**Your instructions**
Transcribe all of the records word for word, but omit the pictures.

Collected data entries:
▬▬▬▬▬▬▬▬▬▬

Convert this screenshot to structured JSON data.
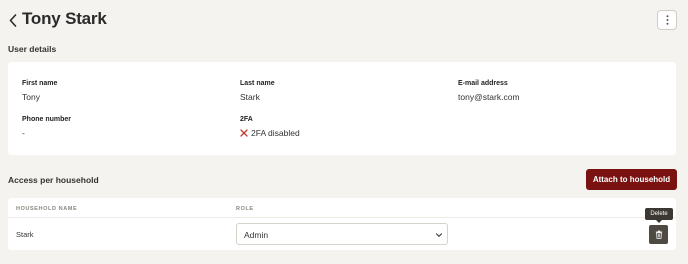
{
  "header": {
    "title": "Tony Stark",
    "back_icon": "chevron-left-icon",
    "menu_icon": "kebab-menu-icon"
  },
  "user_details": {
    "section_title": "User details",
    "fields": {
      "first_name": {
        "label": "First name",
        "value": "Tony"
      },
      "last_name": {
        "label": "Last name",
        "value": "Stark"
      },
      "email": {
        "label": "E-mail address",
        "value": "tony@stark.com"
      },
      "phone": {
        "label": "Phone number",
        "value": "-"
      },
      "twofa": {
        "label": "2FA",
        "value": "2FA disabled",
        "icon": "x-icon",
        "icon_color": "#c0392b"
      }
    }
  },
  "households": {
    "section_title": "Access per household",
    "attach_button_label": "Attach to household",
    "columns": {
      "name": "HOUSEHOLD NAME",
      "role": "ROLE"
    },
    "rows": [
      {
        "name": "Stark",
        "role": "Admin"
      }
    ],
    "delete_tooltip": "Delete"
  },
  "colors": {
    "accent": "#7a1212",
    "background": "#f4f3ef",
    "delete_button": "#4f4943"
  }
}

▬▬▬▬▬▬▬▬▬▬

**Answer for the task**
Convert this screenshot to structured JSON data.
{
  "header": {
    "title": "Tony Stark",
    "back_icon": "chevron-left-icon",
    "menu_icon": "kebab-menu-icon"
  },
  "user_details": {
    "section_title": "User details",
    "fields": {
      "first_name": {
        "label": "First name",
        "value": "Tony"
      },
      "last_name": {
        "label": "Last name",
        "value": "Stark"
      },
      "email": {
        "label": "E-mail address",
        "value": "tony@stark.com"
      },
      "phone": {
        "label": "Phone number",
        "value": "-"
      },
      "twofa": {
        "label": "2FA",
        "value": "2FA disabled",
        "icon": "x-icon",
        "icon_color": "#c0392b"
      }
    }
  },
  "households": {
    "section_title": "Access per household",
    "attach_button_label": "Attach to household",
    "columns": {
      "name": "HOUSEHOLD NAME",
      "role": "ROLE"
    },
    "rows": [
      {
        "name": "Stark",
        "role": "Admin"
      }
    ],
    "delete_tooltip": "Delete"
  },
  "colors": {
    "accent": "#7a1212",
    "background": "#f4f3ef",
    "delete_button": "#4f4943"
  }
}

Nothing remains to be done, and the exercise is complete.